** START OF Given records **

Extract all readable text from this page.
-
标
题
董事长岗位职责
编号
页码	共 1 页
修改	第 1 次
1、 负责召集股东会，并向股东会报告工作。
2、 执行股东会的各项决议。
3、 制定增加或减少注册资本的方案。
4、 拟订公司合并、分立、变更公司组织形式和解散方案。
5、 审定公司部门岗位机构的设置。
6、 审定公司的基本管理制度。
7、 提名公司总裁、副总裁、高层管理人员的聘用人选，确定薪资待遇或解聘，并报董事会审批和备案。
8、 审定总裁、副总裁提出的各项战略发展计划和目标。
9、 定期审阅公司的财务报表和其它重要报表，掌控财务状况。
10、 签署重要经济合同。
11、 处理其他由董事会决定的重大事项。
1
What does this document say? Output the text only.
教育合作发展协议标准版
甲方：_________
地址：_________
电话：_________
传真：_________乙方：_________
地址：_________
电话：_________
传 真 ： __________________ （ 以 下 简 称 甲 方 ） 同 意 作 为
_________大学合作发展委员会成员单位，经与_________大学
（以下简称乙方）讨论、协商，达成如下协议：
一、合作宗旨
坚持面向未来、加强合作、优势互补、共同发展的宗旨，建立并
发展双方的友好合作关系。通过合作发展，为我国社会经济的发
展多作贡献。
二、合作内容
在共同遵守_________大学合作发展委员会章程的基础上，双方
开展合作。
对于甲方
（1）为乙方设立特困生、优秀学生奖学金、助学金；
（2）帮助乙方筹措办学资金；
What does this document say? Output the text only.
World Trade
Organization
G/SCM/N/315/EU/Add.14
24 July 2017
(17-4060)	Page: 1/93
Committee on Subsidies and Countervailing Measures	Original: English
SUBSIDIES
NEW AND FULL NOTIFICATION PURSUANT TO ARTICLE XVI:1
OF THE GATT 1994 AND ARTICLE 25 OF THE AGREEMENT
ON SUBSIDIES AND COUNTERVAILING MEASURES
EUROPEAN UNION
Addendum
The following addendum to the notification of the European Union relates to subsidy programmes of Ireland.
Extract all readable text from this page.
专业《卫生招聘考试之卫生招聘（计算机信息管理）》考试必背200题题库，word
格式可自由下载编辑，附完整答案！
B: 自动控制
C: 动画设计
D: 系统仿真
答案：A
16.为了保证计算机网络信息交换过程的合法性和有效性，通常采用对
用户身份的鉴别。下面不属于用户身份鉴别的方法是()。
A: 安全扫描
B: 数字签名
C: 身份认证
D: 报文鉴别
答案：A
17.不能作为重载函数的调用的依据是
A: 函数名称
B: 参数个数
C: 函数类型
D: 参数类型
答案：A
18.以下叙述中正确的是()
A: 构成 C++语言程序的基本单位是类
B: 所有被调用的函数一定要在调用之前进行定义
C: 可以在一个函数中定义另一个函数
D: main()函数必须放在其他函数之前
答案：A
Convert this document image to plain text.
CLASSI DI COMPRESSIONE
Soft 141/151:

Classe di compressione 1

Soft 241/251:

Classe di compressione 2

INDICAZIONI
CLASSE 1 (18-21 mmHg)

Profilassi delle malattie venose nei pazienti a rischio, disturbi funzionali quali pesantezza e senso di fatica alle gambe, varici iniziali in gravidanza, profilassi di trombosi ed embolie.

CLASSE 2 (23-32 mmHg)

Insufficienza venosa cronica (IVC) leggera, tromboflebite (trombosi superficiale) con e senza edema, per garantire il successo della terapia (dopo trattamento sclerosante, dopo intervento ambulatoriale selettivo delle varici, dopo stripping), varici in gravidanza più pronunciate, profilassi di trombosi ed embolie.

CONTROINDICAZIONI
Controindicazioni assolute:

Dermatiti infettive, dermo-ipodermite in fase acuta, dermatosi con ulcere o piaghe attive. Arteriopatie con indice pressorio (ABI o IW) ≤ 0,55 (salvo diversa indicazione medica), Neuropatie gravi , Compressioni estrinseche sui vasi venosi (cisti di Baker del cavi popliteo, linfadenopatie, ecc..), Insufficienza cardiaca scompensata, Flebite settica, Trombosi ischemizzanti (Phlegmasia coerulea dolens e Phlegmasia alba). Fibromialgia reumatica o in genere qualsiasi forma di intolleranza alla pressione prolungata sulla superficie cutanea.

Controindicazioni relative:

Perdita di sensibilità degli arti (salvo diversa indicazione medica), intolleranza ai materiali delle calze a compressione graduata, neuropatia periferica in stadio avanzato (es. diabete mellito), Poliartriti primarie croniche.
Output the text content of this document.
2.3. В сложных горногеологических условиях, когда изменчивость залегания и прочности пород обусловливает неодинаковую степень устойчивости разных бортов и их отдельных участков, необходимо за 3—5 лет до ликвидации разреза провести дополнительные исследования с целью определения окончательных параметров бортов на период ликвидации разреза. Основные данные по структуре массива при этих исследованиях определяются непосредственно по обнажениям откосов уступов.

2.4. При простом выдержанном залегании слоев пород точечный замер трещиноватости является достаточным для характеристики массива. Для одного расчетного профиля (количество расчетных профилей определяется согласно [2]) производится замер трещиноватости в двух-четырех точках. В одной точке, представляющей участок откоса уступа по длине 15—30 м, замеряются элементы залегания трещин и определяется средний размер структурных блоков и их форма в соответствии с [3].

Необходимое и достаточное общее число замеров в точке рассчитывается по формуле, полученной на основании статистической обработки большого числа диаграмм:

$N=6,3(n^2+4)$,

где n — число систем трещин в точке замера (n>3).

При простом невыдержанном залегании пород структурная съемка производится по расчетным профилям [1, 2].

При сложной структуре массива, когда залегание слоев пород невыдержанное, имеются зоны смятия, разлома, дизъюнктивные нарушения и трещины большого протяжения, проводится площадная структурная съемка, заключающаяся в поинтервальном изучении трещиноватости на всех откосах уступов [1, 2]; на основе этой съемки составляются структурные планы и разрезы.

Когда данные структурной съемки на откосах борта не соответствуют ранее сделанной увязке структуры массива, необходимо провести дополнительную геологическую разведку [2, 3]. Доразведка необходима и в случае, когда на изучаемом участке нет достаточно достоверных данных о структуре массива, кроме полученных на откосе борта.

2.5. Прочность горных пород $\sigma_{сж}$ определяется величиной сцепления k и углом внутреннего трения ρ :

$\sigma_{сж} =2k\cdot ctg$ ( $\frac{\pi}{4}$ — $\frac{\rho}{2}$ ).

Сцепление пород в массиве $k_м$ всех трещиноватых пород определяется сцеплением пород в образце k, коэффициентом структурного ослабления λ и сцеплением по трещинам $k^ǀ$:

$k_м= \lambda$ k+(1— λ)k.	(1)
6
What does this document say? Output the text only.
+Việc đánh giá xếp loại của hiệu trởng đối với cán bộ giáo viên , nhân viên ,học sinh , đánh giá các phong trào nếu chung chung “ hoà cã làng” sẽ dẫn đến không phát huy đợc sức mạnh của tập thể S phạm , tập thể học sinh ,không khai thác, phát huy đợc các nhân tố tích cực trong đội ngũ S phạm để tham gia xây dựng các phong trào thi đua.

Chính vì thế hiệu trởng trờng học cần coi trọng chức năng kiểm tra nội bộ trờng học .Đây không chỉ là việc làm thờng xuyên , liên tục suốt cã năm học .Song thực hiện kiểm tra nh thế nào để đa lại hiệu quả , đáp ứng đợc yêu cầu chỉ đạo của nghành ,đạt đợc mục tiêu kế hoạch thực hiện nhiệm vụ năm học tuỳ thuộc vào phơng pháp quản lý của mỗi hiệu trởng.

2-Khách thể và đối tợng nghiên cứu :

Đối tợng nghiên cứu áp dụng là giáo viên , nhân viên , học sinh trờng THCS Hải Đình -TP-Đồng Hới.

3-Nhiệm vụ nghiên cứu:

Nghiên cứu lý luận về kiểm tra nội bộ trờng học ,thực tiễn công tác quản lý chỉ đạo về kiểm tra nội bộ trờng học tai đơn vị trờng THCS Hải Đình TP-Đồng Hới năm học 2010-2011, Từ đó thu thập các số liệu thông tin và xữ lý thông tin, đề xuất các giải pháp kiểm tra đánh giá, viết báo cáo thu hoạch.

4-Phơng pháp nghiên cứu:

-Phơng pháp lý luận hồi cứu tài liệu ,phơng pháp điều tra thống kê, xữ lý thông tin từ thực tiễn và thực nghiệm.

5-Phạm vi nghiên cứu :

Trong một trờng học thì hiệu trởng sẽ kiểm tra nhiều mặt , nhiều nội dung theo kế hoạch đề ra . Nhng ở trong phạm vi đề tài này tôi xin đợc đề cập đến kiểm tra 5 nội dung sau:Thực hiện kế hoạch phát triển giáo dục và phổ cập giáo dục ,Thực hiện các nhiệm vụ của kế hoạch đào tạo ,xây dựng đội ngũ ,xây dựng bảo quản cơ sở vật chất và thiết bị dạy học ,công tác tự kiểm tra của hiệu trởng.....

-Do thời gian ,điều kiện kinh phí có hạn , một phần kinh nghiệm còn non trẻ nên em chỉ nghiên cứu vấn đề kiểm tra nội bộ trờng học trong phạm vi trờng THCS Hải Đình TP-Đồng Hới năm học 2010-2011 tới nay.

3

** END OF Given records **

Objective: Pick out all the lines with the word "salvo" in them and copy them.

Task response:
Dermatiti infettive, dermo-ipodermite in fase acuta, dermatosi con ulcere o piaghe attive. Arteriopatie con indice pressorio (ABI o IW) ≤ 0,55 (salvo diversa indicazione medica), Neuropatie gravi , Compressioni estrinseche sui vasi venosi (cisti di Baker del cavi popliteo, linfadenopatie, ecc..), Insufficienza cardiaca scompensata, Flebite settica, Trombosi ischemizzanti (Phlegmasia coerulea dolens e Phlegmasia alba). Fibromialgia reumatica o in genere qualsiasi forma di intolleranza alla pressione prolungata sulla superficie cutanea.
Perdita di sensibilità degli arti (salvo diversa indicazione medica), intolleranza ai materiali delle calze a compressione graduata, neuropatia periferica in stadio avanzato (es. diabete mellito), Poliartriti primarie croniche.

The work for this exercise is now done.